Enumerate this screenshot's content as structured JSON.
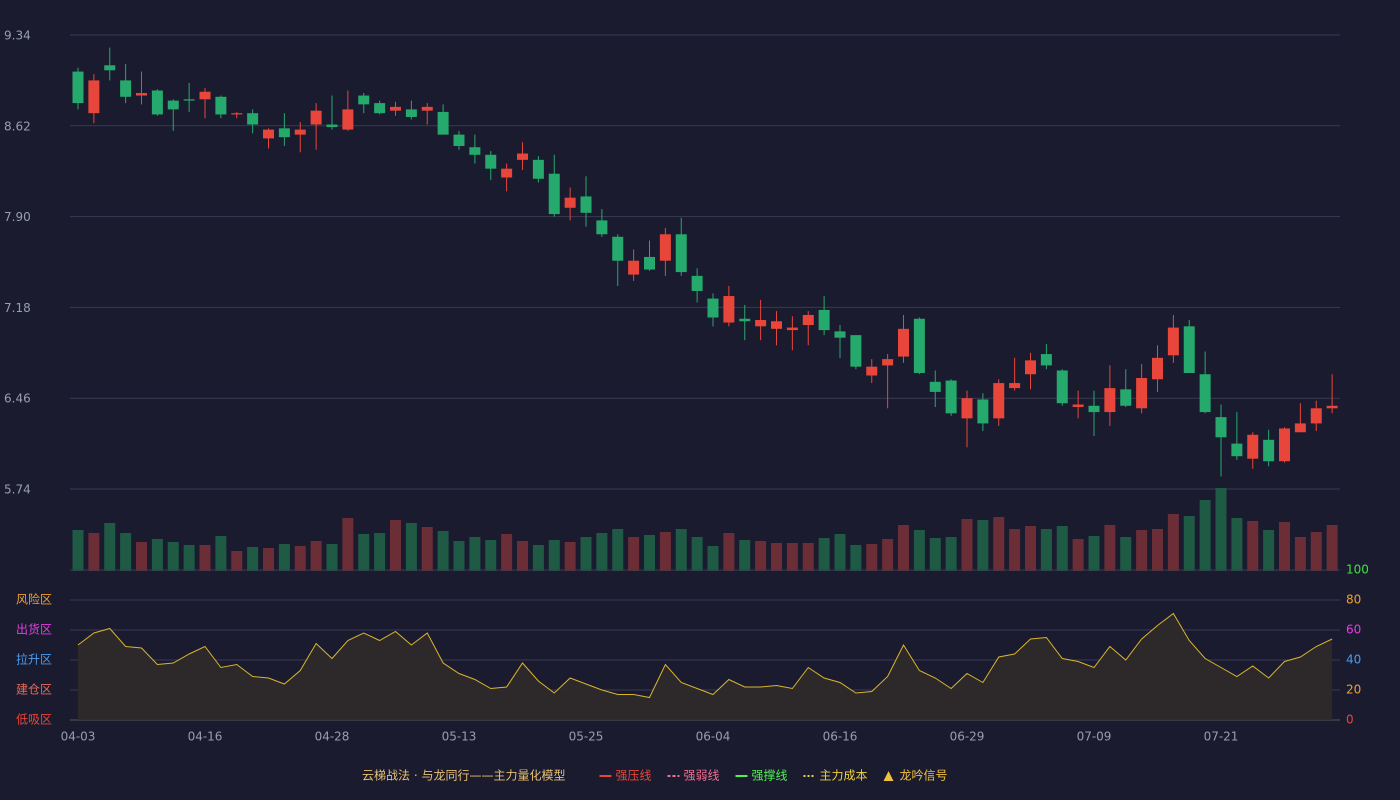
{
  "chart_data": [
    {
      "type": "candlestick",
      "up_color": "#e8463a",
      "down_color": "#26a96c",
      "categories": [
        "04-03",
        null,
        null,
        null,
        null,
        null,
        null,
        null,
        "04-16",
        null,
        null,
        null,
        null,
        null,
        null,
        null,
        "04-28",
        null,
        null,
        null,
        null,
        null,
        null,
        null,
        "05-13",
        null,
        null,
        null,
        null,
        null,
        null,
        null,
        "05-25",
        null,
        null,
        null,
        null,
        null,
        null,
        null,
        "06-04",
        null,
        null,
        null,
        null,
        null,
        null,
        null,
        "06-16",
        null,
        null,
        null,
        null,
        null,
        null,
        null,
        "06-29",
        null,
        null,
        null,
        null,
        null,
        null,
        null,
        "07-09",
        null,
        null,
        null,
        null,
        null,
        null,
        null,
        "07-21",
        null,
        null,
        null,
        null,
        null,
        null,
        null
      ],
      "open": [
        9.05,
        8.72,
        9.1,
        8.98,
        8.86,
        8.9,
        8.82,
        8.83,
        8.83,
        8.85,
        8.71,
        8.72,
        8.52,
        8.6,
        8.55,
        8.63,
        8.63,
        8.59,
        8.86,
        8.8,
        8.74,
        8.75,
        8.74,
        8.73,
        8.55,
        8.45,
        8.39,
        8.21,
        8.35,
        8.35,
        8.24,
        7.97,
        8.06,
        7.87,
        7.74,
        7.44,
        7.58,
        7.55,
        7.76,
        7.43,
        7.25,
        7.06,
        7.09,
        7.03,
        7.01,
        7.0,
        7.04,
        7.16,
        6.99,
        6.96,
        6.64,
        6.72,
        6.79,
        7.09,
        6.59,
        6.6,
        6.3,
        6.45,
        6.3,
        6.54,
        6.65,
        6.81,
        6.68,
        6.39,
        6.4,
        6.35,
        6.53,
        6.38,
        6.61,
        6.8,
        7.03,
        6.65,
        6.31,
        6.1,
        5.98,
        6.13,
        5.96,
        6.19,
        6.26,
        6.38
      ],
      "high": [
        9.08,
        9.03,
        9.24,
        9.11,
        9.05,
        8.91,
        8.83,
        8.96,
        8.92,
        8.86,
        8.73,
        8.75,
        8.6,
        8.72,
        8.65,
        8.8,
        8.86,
        8.9,
        8.88,
        8.82,
        8.81,
        8.82,
        8.8,
        8.79,
        8.58,
        8.55,
        8.42,
        8.32,
        8.49,
        8.38,
        8.39,
        8.13,
        8.22,
        7.96,
        7.76,
        7.64,
        7.71,
        7.81,
        7.89,
        7.49,
        7.29,
        7.35,
        7.2,
        7.24,
        7.15,
        7.11,
        7.15,
        7.27,
        7.04,
        6.96,
        6.77,
        6.81,
        7.12,
        7.1,
        6.68,
        6.61,
        6.52,
        6.5,
        6.61,
        6.78,
        6.82,
        6.89,
        6.69,
        6.52,
        6.52,
        6.72,
        6.69,
        6.73,
        6.88,
        7.12,
        7.08,
        6.83,
        6.41,
        6.35,
        6.19,
        6.21,
        6.23,
        6.42,
        6.44,
        6.65
      ],
      "low": [
        8.75,
        8.64,
        8.98,
        8.8,
        8.79,
        8.7,
        8.58,
        8.73,
        8.68,
        8.68,
        8.68,
        8.56,
        8.44,
        8.46,
        8.41,
        8.43,
        8.59,
        8.58,
        8.72,
        8.71,
        8.7,
        8.67,
        8.63,
        8.55,
        8.43,
        8.32,
        8.19,
        8.1,
        8.27,
        8.17,
        7.9,
        7.87,
        7.82,
        7.74,
        7.35,
        7.39,
        7.47,
        7.43,
        7.43,
        7.22,
        7.03,
        7.03,
        6.92,
        6.92,
        6.88,
        6.84,
        6.88,
        6.96,
        6.78,
        6.69,
        6.58,
        6.38,
        6.74,
        6.65,
        6.39,
        6.32,
        6.07,
        6.2,
        6.24,
        6.52,
        6.53,
        6.69,
        6.4,
        6.3,
        6.16,
        6.24,
        6.39,
        6.34,
        6.51,
        6.74,
        6.66,
        6.34,
        5.84,
        5.97,
        5.9,
        5.92,
        5.95,
        6.19,
        6.2,
        6.34
      ],
      "close": [
        8.8,
        8.98,
        9.06,
        8.85,
        8.88,
        8.71,
        8.75,
        8.82,
        8.89,
        8.71,
        8.72,
        8.63,
        8.59,
        8.53,
        8.59,
        8.74,
        8.61,
        8.75,
        8.79,
        8.72,
        8.77,
        8.69,
        8.77,
        8.55,
        8.46,
        8.39,
        8.28,
        8.28,
        8.4,
        8.2,
        7.92,
        8.05,
        7.93,
        7.76,
        7.55,
        7.55,
        7.48,
        7.76,
        7.46,
        7.31,
        7.1,
        7.27,
        7.07,
        7.08,
        7.07,
        7.02,
        7.12,
        7.0,
        6.94,
        6.71,
        6.71,
        6.77,
        7.01,
        6.66,
        6.51,
        6.34,
        6.46,
        6.26,
        6.58,
        6.58,
        6.76,
        6.72,
        6.42,
        6.41,
        6.35,
        6.54,
        6.4,
        6.62,
        6.78,
        7.02,
        6.66,
        6.35,
        6.15,
        6.0,
        6.17,
        5.96,
        6.22,
        6.26,
        6.38,
        6.4
      ],
      "ylim": [
        5.74,
        9.34
      ],
      "yticks": [
        9.34,
        8.62,
        {
          "value": 7.9,
          "label": "7.90"
        },
        7.18,
        6.46,
        5.74
      ],
      "grid": true
    },
    {
      "type": "bar",
      "up_color": "#6b2e36",
      "down_color": "#1f5a45",
      "values": [
        41,
        38,
        48,
        38,
        29,
        32,
        29,
        26,
        26,
        35,
        20,
        24,
        23,
        27,
        25,
        30,
        27,
        53,
        37,
        38,
        51,
        48,
        44,
        40,
        30,
        34,
        31,
        37,
        30,
        26,
        31,
        29,
        34,
        38,
        42,
        34,
        36,
        39,
        42,
        34,
        25,
        38,
        31,
        30,
        28,
        28,
        28,
        33,
        37,
        26,
        27,
        32,
        46,
        41,
        33,
        34,
        52,
        51,
        54,
        42,
        45,
        42,
        45,
        32,
        35,
        46,
        34,
        41,
        42,
        57,
        55,
        71,
        83,
        53,
        50,
        41,
        49,
        34,
        39,
        46
      ]
    },
    {
      "type": "line",
      "color": "#d9b52c",
      "fill": "#302a2a",
      "values": [
        50,
        58,
        61,
        49,
        48,
        37,
        38,
        44,
        49,
        35,
        37,
        29,
        28,
        24,
        33,
        51,
        41,
        53,
        58,
        53,
        59,
        50,
        58,
        38,
        31,
        27,
        21,
        22,
        38,
        26,
        18,
        28,
        24,
        20,
        17,
        17,
        15,
        37,
        25,
        21,
        17,
        27,
        22,
        22,
        23,
        21,
        35,
        28,
        25,
        18,
        19,
        29,
        50,
        33,
        28,
        21,
        31,
        25,
        42,
        44,
        54,
        55,
        41,
        39,
        35,
        49,
        40,
        54,
        63,
        71,
        53,
        41,
        35,
        29,
        36,
        28,
        39,
        42,
        49,
        54
      ],
      "ylim": [
        0,
        100
      ],
      "yticks": [
        0,
        20,
        40,
        60,
        80,
        100
      ],
      "ytick_colors": [
        "#e8463a",
        "#f0a030",
        "#4a9cf0",
        "#e040e0",
        "#f0a030",
        "#40e040"
      ],
      "zones": [
        {
          "label": "风险区",
          "value": 80,
          "color": "#f0a030"
        },
        {
          "label": "出货区",
          "value": 60,
          "color": "#e040e0"
        },
        {
          "label": "拉升区",
          "value": 40,
          "color": "#4a9cf0"
        },
        {
          "label": "建仓区",
          "value": 20,
          "color": "#e86a5a"
        },
        {
          "label": "低吸区",
          "value": 0,
          "color": "#e8463a"
        }
      ],
      "grid": true
    }
  ],
  "legend": {
    "title": "云梯战法 · 与龙同行——主力量化模型",
    "title_color": "#e8c070",
    "items": [
      {
        "name": "强压线",
        "color": "#e8463a",
        "style": "solid"
      },
      {
        "name": "强弱线",
        "color": "#f07090",
        "style": "dashed"
      },
      {
        "name": "强撑线",
        "color": "#50f050",
        "style": "solid"
      },
      {
        "name": "主力成本",
        "color": "#f0d040",
        "style": "dotted"
      },
      {
        "name": "龙吟信号",
        "color": "#f0c040",
        "style": "triangle"
      }
    ]
  }
}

Work instructions =>
Take every line from the data that contains the word "label".

Written answer =>
          "label": "7.90"
          "label": "风险区",
          "label": "出货区",
          "label": "拉升区",
          "label": "建仓区",
          "label": "低吸区",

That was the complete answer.